* [OBJECTIVE]: Collect each line of the entries that holds the string "Futuros".

* [INPUT MATERIAL]:
***
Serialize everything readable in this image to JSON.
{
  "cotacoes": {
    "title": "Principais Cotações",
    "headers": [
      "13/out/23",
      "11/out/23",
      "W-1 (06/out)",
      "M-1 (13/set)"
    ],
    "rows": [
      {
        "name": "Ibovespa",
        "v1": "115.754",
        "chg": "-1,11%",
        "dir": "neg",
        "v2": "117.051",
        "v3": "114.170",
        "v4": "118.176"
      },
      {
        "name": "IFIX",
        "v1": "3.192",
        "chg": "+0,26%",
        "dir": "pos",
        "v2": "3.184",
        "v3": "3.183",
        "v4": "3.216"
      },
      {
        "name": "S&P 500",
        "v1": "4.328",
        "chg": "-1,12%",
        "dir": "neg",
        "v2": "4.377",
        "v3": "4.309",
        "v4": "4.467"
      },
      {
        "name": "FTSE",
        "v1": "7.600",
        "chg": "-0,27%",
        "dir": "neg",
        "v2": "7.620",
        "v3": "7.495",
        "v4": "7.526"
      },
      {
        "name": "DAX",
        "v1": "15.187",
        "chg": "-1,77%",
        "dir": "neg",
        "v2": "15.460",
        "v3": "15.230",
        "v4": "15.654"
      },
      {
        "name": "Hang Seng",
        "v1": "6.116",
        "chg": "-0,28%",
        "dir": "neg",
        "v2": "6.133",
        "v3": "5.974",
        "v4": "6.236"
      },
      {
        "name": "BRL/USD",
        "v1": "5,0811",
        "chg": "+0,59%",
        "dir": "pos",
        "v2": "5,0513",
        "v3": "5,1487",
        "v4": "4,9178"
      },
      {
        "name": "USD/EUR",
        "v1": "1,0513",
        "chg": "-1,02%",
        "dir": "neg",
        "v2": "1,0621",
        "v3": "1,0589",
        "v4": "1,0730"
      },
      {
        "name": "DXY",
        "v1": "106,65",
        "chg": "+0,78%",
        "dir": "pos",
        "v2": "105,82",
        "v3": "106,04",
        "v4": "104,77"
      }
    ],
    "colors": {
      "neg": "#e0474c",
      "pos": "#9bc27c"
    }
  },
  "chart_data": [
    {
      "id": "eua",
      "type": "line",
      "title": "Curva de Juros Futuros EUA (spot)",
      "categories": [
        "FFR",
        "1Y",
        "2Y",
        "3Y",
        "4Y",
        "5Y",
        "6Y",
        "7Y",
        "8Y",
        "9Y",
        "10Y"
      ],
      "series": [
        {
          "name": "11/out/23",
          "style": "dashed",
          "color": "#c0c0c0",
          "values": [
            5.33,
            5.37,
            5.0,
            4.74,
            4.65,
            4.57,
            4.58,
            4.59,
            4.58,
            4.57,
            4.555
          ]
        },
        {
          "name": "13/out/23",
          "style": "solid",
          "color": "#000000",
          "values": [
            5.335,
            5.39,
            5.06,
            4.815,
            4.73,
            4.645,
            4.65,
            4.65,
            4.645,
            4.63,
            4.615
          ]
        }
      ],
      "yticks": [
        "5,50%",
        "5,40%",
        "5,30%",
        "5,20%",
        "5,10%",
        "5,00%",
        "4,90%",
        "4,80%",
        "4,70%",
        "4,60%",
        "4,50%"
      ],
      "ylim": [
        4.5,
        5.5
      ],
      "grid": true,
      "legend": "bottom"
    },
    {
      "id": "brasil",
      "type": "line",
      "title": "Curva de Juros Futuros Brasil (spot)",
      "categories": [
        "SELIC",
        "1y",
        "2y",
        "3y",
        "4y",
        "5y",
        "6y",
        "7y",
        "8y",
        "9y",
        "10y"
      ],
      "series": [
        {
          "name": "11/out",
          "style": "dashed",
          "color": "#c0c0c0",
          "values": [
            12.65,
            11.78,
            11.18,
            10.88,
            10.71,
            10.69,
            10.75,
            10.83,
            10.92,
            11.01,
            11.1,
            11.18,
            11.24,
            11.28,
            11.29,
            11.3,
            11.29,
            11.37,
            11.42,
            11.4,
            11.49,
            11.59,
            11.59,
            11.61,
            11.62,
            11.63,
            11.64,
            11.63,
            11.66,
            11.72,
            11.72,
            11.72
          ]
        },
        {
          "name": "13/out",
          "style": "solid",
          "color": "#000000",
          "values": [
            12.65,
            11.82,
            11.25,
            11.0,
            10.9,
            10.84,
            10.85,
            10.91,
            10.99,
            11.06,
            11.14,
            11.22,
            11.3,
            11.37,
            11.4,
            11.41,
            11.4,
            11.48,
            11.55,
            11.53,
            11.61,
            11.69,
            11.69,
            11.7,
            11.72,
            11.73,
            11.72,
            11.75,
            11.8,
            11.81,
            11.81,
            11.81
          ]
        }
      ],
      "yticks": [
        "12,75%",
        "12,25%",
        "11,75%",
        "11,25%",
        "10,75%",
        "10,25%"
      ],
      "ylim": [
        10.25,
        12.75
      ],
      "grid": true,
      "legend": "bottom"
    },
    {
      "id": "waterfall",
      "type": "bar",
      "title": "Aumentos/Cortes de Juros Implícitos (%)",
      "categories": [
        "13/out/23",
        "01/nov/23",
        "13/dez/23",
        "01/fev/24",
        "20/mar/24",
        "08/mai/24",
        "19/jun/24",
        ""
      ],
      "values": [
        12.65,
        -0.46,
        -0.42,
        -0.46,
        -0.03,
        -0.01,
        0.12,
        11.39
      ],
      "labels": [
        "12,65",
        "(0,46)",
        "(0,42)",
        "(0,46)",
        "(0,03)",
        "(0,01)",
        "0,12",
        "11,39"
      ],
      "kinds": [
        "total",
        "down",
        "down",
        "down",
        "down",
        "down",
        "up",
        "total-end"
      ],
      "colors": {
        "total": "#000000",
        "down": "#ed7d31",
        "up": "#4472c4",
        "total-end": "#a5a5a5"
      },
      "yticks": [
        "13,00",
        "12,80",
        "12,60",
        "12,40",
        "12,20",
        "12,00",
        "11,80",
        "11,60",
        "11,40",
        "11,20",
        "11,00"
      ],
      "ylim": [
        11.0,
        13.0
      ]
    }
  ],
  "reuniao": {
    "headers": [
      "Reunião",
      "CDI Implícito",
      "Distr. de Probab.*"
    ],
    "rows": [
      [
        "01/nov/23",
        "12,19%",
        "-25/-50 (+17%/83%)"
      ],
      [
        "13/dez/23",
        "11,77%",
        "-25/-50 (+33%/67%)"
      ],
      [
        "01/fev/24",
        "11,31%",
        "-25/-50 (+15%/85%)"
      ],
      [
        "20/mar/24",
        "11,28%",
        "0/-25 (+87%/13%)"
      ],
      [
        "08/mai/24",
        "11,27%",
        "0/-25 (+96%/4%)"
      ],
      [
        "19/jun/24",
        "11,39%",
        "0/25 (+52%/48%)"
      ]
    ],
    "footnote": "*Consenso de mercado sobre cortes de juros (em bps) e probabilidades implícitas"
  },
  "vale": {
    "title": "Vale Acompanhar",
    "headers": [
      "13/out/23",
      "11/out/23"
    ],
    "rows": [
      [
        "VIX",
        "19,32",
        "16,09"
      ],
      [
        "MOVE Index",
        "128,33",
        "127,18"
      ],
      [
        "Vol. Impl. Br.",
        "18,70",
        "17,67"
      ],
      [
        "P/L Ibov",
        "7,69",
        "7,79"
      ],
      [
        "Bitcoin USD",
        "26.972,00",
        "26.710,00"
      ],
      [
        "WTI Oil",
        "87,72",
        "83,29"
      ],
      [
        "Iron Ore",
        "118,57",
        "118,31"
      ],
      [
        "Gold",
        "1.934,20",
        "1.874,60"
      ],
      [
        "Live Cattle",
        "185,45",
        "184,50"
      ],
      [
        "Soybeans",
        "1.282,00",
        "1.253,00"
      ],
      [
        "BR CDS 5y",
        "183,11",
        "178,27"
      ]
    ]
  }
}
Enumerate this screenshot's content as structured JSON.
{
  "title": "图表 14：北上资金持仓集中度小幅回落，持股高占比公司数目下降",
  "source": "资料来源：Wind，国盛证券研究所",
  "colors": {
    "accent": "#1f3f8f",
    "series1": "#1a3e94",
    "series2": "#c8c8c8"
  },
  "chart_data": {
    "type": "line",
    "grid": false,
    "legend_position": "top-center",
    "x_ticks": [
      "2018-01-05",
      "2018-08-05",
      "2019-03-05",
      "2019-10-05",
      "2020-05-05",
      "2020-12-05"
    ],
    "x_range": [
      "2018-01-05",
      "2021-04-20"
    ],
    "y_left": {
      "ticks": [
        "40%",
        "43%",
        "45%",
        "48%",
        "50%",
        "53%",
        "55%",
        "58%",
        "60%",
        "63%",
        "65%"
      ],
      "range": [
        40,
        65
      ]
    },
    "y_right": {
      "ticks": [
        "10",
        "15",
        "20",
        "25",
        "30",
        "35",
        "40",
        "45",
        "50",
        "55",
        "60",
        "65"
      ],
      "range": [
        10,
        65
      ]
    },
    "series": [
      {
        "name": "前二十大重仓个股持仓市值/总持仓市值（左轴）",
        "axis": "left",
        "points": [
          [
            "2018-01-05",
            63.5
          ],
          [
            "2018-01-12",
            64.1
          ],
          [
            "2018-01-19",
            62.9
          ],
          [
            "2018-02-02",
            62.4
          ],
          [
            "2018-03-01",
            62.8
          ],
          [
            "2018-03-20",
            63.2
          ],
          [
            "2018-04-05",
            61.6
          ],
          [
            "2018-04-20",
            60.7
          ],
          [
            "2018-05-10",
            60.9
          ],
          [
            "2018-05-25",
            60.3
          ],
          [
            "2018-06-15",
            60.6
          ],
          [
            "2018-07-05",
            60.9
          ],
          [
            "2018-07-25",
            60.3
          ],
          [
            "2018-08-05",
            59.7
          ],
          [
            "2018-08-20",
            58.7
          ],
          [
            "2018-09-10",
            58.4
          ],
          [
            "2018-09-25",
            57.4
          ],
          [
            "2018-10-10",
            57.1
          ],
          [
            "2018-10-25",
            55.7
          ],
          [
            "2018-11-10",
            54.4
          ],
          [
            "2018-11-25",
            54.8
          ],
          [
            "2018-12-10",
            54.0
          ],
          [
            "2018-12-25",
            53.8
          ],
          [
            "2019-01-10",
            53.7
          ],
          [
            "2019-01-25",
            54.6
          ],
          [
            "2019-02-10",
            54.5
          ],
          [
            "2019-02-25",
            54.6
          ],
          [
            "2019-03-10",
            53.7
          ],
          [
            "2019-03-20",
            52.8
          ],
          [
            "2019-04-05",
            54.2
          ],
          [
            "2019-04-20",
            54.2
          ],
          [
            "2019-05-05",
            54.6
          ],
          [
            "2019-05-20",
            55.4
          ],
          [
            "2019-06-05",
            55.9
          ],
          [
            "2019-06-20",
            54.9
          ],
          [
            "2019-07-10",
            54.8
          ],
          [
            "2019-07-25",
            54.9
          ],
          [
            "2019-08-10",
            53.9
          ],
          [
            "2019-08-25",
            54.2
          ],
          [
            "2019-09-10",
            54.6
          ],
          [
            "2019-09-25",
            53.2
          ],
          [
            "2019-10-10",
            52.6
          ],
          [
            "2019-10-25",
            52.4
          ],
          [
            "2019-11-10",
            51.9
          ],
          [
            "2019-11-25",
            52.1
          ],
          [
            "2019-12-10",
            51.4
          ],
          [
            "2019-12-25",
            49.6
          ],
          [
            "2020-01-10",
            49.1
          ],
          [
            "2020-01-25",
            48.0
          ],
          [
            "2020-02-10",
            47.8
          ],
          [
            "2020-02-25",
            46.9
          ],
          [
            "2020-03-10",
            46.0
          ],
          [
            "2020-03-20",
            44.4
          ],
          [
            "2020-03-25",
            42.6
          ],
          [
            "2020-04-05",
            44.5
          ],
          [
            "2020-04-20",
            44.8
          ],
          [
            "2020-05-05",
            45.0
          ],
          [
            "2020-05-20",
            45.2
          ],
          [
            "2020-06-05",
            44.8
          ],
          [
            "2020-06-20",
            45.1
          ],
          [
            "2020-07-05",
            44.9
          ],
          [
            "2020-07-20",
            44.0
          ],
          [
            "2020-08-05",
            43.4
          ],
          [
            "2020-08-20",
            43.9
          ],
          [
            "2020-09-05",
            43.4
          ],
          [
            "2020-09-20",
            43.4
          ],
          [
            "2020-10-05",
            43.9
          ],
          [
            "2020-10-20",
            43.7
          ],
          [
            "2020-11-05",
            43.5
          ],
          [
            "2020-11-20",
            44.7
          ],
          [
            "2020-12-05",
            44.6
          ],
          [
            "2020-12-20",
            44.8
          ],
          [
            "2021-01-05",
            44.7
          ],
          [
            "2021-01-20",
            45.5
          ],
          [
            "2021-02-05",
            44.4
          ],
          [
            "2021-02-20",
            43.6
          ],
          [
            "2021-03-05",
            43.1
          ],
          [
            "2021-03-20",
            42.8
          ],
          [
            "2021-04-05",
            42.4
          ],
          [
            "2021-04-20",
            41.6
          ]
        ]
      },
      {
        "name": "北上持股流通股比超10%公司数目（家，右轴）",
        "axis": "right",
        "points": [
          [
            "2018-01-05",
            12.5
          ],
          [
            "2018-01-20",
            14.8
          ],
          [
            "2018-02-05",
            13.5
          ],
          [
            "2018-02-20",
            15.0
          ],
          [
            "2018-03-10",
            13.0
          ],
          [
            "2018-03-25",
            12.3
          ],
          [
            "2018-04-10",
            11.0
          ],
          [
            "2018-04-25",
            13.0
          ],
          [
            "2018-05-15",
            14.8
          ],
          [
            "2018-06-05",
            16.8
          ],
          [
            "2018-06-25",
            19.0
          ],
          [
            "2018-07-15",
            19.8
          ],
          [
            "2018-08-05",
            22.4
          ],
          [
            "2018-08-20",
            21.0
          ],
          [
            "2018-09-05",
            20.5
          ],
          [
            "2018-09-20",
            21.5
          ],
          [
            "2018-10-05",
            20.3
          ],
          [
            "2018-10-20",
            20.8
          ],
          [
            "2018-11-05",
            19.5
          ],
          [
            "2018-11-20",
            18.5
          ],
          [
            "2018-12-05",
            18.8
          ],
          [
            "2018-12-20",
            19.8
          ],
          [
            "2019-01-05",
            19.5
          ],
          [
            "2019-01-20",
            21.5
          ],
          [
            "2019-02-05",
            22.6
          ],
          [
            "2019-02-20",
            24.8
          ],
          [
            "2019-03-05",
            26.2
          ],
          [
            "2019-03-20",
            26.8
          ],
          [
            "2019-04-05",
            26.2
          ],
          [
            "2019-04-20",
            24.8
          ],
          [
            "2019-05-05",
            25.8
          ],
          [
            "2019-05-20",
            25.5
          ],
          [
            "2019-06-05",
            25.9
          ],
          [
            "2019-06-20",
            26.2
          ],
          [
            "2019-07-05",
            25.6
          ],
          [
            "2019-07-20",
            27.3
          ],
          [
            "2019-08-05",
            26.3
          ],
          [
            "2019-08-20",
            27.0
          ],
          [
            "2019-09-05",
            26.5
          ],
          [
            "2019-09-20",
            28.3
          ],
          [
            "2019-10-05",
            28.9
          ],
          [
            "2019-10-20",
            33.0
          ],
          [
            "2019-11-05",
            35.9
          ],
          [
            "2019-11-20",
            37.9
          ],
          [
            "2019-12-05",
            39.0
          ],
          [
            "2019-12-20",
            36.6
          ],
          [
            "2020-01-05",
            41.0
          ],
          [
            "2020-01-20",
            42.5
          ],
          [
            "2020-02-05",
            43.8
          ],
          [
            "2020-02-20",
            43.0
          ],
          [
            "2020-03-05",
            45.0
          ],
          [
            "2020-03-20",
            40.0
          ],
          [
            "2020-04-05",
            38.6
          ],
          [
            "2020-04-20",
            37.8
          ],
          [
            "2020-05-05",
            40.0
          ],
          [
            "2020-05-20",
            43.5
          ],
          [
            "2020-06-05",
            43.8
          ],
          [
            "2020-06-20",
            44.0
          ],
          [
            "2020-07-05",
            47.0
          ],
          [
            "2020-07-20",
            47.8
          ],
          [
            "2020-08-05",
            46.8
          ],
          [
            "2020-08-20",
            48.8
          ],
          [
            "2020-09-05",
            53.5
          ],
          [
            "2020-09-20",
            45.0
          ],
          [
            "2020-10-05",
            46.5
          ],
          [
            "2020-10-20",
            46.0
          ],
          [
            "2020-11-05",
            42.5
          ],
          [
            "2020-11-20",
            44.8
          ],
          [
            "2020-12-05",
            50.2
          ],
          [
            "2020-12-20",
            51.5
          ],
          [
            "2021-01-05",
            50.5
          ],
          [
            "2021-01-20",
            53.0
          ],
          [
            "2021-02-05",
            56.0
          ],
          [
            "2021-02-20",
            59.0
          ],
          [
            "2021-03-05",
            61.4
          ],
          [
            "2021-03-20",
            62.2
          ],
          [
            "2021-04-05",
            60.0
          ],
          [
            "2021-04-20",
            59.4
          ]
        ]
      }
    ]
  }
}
***
* [EXERCISE RESULT]:
      "title": "Curva de Juros Futuros EUA (spot)",
      "title": "Curva de Juros Futuros Brasil (spot)",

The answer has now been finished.